■ Reading text ■
--- START ---

March 11, 2009: Ronald Geskus (Academisch Medisch Centrum)

Three Equivalent Forms of the Cause-Specific Cumulative Incidence Estimator and the Fine and Gray Model

The standard estimator for the cause specific cumulative incidence in a competing risks setting with left truncated and/or right censored data can be written in two alternative forms. One is as an inverse probability weighted estimator and another as a product-limit estimator. The product-limit estimator is based on a simple estimator of the subdistribution hazard, i.e. the hazard that corresponds to the cause specific cumulative incidence curve. As a consequence, estimation of the cause-specific cumulative incidence and regression on the subdistribution hazard can be performed using standard software for survival analysis if the software allows for inclusion of time dependent weights.

March 4, 2009: Bas Kleijn (UvA)

Differentiability and the semiparametric Bernstein-Von Mises theorem

The Bernstein-Von Mises theorem provides a detailed relation between frequentist and Bayesian statistical methods in smooth, parametric models. It states that the posterior distribution converges to a normal distibution centred on the maximum-likelihood estimator with covariance proportional to the Fisher information. In this talk we consider conditions under which the analogous assertion holds for the marginal posterior of a parameter of interest in smooth semiparametric estimation problems. Central is a no-bias condition, requiring that the nuisance posterior converges at a rate fast enough to suppress the bias. (Joint work with P. Bickel.)

February 25, 2009: Kees Oosterlee (TU Delft / CWI)

--- END ---

■ Questions ■
a. According to the seminar abstracts, why can standard survival analysis software be used to estimate the cause-specific cumulative incidence and to regress on the subdistribution hazard?
b. Copy the stretch of the seminar abstracts from "March 4, 2009: Bas" through "with P. Bickel.)".
The dataset entries have no connection to the seminar abstracts.

Dataset entries:
--- START ---

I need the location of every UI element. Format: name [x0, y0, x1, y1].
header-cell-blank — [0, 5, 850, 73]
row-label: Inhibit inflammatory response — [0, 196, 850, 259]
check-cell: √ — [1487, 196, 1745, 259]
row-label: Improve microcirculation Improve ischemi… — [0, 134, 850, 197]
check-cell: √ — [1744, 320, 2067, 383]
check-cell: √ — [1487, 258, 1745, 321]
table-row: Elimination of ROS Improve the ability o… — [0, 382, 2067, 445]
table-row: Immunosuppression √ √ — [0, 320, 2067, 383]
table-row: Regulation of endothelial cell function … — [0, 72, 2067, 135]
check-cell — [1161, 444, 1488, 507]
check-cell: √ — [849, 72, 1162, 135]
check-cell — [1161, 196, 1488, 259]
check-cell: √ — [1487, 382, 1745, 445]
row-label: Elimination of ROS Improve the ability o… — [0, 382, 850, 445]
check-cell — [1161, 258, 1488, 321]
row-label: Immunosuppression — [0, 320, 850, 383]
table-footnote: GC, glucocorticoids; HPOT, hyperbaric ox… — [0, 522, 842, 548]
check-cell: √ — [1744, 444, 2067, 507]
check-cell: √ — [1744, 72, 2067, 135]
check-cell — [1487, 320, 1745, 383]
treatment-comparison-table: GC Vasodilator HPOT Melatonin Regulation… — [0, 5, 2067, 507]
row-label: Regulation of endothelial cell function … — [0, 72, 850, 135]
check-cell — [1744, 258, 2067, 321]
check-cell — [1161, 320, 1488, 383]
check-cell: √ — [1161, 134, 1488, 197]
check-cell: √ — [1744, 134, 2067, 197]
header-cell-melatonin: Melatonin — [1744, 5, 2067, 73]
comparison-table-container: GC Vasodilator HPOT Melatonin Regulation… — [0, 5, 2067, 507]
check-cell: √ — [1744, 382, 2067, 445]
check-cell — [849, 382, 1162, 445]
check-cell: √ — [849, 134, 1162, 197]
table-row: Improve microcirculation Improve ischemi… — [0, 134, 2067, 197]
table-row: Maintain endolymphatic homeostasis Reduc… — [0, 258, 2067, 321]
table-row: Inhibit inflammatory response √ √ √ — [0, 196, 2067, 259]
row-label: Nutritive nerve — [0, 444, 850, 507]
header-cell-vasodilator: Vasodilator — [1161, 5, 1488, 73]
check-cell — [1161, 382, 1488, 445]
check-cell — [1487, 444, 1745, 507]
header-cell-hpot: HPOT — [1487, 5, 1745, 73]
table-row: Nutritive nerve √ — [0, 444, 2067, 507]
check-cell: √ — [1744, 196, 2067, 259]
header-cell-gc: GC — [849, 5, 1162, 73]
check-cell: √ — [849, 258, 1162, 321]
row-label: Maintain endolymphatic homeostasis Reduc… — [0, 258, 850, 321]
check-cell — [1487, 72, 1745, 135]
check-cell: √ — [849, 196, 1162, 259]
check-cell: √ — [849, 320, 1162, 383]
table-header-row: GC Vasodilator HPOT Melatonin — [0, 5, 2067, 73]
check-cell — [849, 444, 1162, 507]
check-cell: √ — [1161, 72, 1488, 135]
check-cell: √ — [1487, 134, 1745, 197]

--- END ---

■ Completed exercise ■
a. The standard estimator can be written as a product-limit estimator built on a simple estimator of the subdistribution hazard, the hazard that corresponds to the cause-specific cumulative incidence curve. Because of this, standard survival analysis software can do the estimation and regression, provided it allows time dependent weights.

b.
March 4, 2009: Bas Kleijn (UvA)

Differentiability and the semiparametric Bernstein-Von Mises theorem

The Bernstein-Von Mises theorem provides a detailed relation between frequentist and Bayesian statistical methods in smooth, parametric models. It states that the posterior distribution converges to a normal distibution centred on the maximum-likelihood estimator with covariance proportional to the Fisher information. In this talk we consider conditions under which the analogous assertion holds for the marginal posterior of a parameter of interest in smooth semiparametric estimation problems. Central is a no-bias condition, requiring that the nuisance posterior converges at a rate fast enough to suppress the bias. (Joint work with P. Bickel.)